:: AVAILABLE RECORDS ::
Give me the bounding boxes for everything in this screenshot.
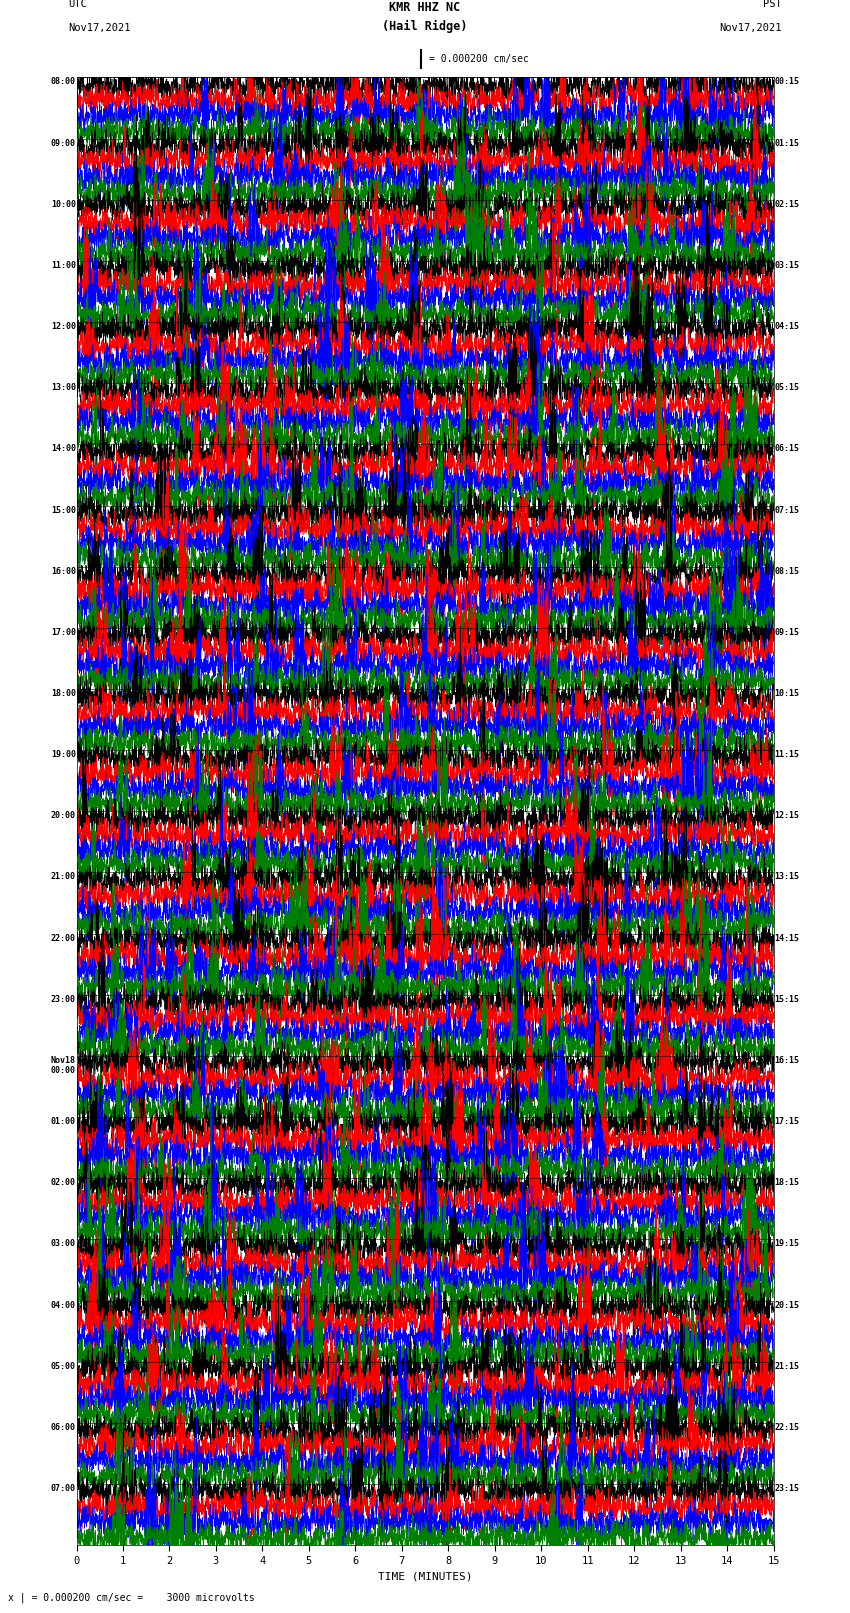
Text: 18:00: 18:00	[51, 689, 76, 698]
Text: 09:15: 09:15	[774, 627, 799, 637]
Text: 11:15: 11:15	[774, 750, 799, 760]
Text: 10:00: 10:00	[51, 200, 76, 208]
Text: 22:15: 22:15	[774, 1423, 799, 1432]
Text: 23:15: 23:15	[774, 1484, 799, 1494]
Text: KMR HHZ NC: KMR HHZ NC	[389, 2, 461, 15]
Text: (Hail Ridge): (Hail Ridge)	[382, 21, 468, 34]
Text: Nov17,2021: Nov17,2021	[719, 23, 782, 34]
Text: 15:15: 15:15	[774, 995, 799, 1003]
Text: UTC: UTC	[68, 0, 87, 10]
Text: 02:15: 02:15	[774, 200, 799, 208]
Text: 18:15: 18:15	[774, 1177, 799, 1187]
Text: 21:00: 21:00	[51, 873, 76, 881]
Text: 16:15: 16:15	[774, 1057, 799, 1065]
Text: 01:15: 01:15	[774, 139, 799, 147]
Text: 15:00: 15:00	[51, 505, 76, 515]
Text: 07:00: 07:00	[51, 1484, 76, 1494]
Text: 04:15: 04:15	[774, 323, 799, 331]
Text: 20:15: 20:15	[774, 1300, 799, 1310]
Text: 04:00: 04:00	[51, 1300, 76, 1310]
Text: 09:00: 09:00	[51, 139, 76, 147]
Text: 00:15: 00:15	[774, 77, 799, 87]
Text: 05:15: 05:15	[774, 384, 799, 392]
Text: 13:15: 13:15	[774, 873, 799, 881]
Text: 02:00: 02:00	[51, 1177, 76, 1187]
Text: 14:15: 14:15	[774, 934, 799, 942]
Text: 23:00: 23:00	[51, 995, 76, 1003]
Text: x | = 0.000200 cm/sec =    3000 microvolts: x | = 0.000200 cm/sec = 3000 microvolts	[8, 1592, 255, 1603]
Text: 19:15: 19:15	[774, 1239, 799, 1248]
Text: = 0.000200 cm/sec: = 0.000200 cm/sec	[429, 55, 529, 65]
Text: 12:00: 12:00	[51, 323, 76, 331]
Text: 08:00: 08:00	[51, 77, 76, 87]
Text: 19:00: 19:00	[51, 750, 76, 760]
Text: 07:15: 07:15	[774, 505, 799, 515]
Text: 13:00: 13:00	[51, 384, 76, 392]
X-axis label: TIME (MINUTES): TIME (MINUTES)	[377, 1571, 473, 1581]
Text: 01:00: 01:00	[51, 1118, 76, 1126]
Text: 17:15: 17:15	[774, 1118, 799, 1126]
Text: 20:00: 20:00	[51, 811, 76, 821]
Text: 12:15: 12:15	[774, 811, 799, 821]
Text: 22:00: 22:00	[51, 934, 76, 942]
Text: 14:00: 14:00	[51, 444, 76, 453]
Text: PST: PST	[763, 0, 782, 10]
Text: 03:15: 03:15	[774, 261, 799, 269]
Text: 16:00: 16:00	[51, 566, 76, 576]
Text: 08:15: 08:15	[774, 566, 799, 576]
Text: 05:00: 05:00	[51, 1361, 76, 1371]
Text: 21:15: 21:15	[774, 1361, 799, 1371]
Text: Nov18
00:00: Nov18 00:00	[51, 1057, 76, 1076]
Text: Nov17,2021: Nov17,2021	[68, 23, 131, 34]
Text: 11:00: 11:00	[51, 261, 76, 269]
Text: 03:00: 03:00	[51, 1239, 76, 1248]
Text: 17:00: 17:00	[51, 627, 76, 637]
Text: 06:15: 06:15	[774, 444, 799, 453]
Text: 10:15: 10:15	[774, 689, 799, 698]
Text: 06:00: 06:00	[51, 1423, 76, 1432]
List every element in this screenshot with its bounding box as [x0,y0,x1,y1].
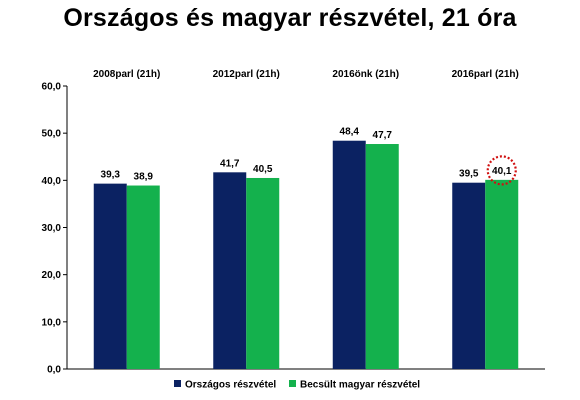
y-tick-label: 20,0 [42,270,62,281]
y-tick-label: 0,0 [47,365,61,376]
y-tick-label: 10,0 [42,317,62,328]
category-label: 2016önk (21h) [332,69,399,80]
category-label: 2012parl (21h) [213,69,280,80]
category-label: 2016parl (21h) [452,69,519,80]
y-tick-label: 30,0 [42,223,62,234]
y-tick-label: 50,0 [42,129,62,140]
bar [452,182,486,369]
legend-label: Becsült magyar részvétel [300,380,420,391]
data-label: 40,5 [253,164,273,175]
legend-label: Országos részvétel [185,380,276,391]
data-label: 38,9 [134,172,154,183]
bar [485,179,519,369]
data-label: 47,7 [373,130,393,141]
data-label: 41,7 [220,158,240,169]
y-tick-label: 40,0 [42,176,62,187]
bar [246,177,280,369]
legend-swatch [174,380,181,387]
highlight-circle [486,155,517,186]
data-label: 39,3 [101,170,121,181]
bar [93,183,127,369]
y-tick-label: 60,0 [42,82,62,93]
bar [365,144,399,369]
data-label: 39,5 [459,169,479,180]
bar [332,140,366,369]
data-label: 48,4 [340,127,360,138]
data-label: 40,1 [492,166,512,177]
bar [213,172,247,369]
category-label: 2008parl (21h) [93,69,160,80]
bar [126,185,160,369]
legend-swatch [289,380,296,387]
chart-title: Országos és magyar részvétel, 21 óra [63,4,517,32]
:::
* [SHORT TASK] Rewrite the material above with "bar" swapped for "column" everywhere it occurs, keeping everything else the same. Omit the pictures from your answer.

* [ANSWER TO THIS PROBLEM]
Give me the bounding boxes for everything in this screenshot.
Text: 18:00: 18:00	[51, 689, 76, 698]
Text: 09:15: 09:15	[774, 627, 799, 637]
Text: 11:15: 11:15	[774, 750, 799, 760]
Text: 10:00: 10:00	[51, 200, 76, 208]
Text: 22:15: 22:15	[774, 1423, 799, 1432]
Text: 23:15: 23:15	[774, 1484, 799, 1494]
Text: KMR HHZ NC: KMR HHZ NC	[389, 2, 461, 15]
Text: (Hail Ridge): (Hail Ridge)	[382, 21, 468, 34]
Text: Nov17,2021: Nov17,2021	[719, 23, 782, 34]
Text: 15:15: 15:15	[774, 995, 799, 1003]
Text: UTC: UTC	[68, 0, 87, 10]
Text: 02:15: 02:15	[774, 200, 799, 208]
Text: 18:15: 18:15	[774, 1177, 799, 1187]
Text: 21:00: 21:00	[51, 873, 76, 881]
Text: 16:15: 16:15	[774, 1057, 799, 1065]
Text: 01:15: 01:15	[774, 139, 799, 147]
Text: 15:00: 15:00	[51, 505, 76, 515]
Text: 07:00: 07:00	[51, 1484, 76, 1494]
Text: 04:15: 04:15	[774, 323, 799, 331]
Text: 20:15: 20:15	[774, 1300, 799, 1310]
Text: 04:00: 04:00	[51, 1300, 76, 1310]
Text: 09:00: 09:00	[51, 139, 76, 147]
Text: 00:15: 00:15	[774, 77, 799, 87]
Text: 05:15: 05:15	[774, 384, 799, 392]
Text: 13:15: 13:15	[774, 873, 799, 881]
Text: 02:00: 02:00	[51, 1177, 76, 1187]
Text: 14:15: 14:15	[774, 934, 799, 942]
Text: 23:00: 23:00	[51, 995, 76, 1003]
Text: x | = 0.000200 cm/sec =    3000 microvolts: x | = 0.000200 cm/sec = 3000 microvolts	[8, 1592, 255, 1603]
Text: 19:15: 19:15	[774, 1239, 799, 1248]
Text: = 0.000200 cm/sec: = 0.000200 cm/sec	[429, 55, 529, 65]
Text: 12:00: 12:00	[51, 323, 76, 331]
Text: 08:00: 08:00	[51, 77, 76, 87]
Text: 19:00: 19:00	[51, 750, 76, 760]
Text: 07:15: 07:15	[774, 505, 799, 515]
Text: 13:00: 13:00	[51, 384, 76, 392]
X-axis label: TIME (MINUTES): TIME (MINUTES)	[377, 1571, 473, 1581]
Text: 01:00: 01:00	[51, 1118, 76, 1126]
Text: 17:15: 17:15	[774, 1118, 799, 1126]
Text: 20:00: 20:00	[51, 811, 76, 821]
Text: 12:15: 12:15	[774, 811, 799, 821]
Text: 22:00: 22:00	[51, 934, 76, 942]
Text: 14:00: 14:00	[51, 444, 76, 453]
Text: PST: PST	[763, 0, 782, 10]
Text: 03:15: 03:15	[774, 261, 799, 269]
Text: 16:00: 16:00	[51, 566, 76, 576]
Text: 08:15: 08:15	[774, 566, 799, 576]
Text: 05:00: 05:00	[51, 1361, 76, 1371]
Text: 21:15: 21:15	[774, 1361, 799, 1371]
Text: Nov18
00:00: Nov18 00:00	[51, 1057, 76, 1076]
Text: Nov17,2021: Nov17,2021	[68, 23, 131, 34]
Text: 11:00: 11:00	[51, 261, 76, 269]
Text: 03:00: 03:00	[51, 1239, 76, 1248]
Text: 17:00: 17:00	[51, 627, 76, 637]
Text: 06:15: 06:15	[774, 444, 799, 453]
Text: 10:15: 10:15	[774, 689, 799, 698]
Text: 06:00: 06:00	[51, 1423, 76, 1432]
List every element in this screenshot with its bounding box as [x0,y0,x1,y1].
y-tick-label: 20,0 [42,270,62,281]
y-tick-label: 0,0 [47,365,61,376]
y-tick-label: 10,0 [42,317,62,328]
category-label: 2016önk (21h) [332,69,399,80]
category-label: 2012parl (21h) [213,69,280,80]
category-label: 2016parl (21h) [452,69,519,80]
y-tick-label: 30,0 [42,223,62,234]
y-tick-label: 50,0 [42,129,62,140]
column [452,182,486,369]
legend-label: Becsült magyar részvétel [300,380,420,391]
data-label: 40,5 [253,164,273,175]
legend-label: Országos részvétel [185,380,276,391]
data-label: 38,9 [134,172,154,183]
column [485,179,519,369]
data-label: 47,7 [373,130,393,141]
data-label: 41,7 [220,158,240,169]
y-tick-label: 40,0 [42,176,62,187]
column [246,177,280,369]
legend-swatch [174,380,181,387]
highlight-circle [486,155,517,186]
data-label: 39,3 [101,170,121,181]
column [93,183,127,369]
y-tick-label: 60,0 [42,82,62,93]
column [365,144,399,369]
data-label: 39,5 [459,169,479,180]
column [332,140,366,369]
data-label: 48,4 [340,127,360,138]
data-label: 40,1 [492,166,512,177]
column [213,172,247,369]
category-label: 2008parl (21h) [93,69,160,80]
column [126,185,160,369]
legend-swatch [289,380,296,387]
chart-title: Országos és magyar részvétel, 21 óra [63,4,517,32]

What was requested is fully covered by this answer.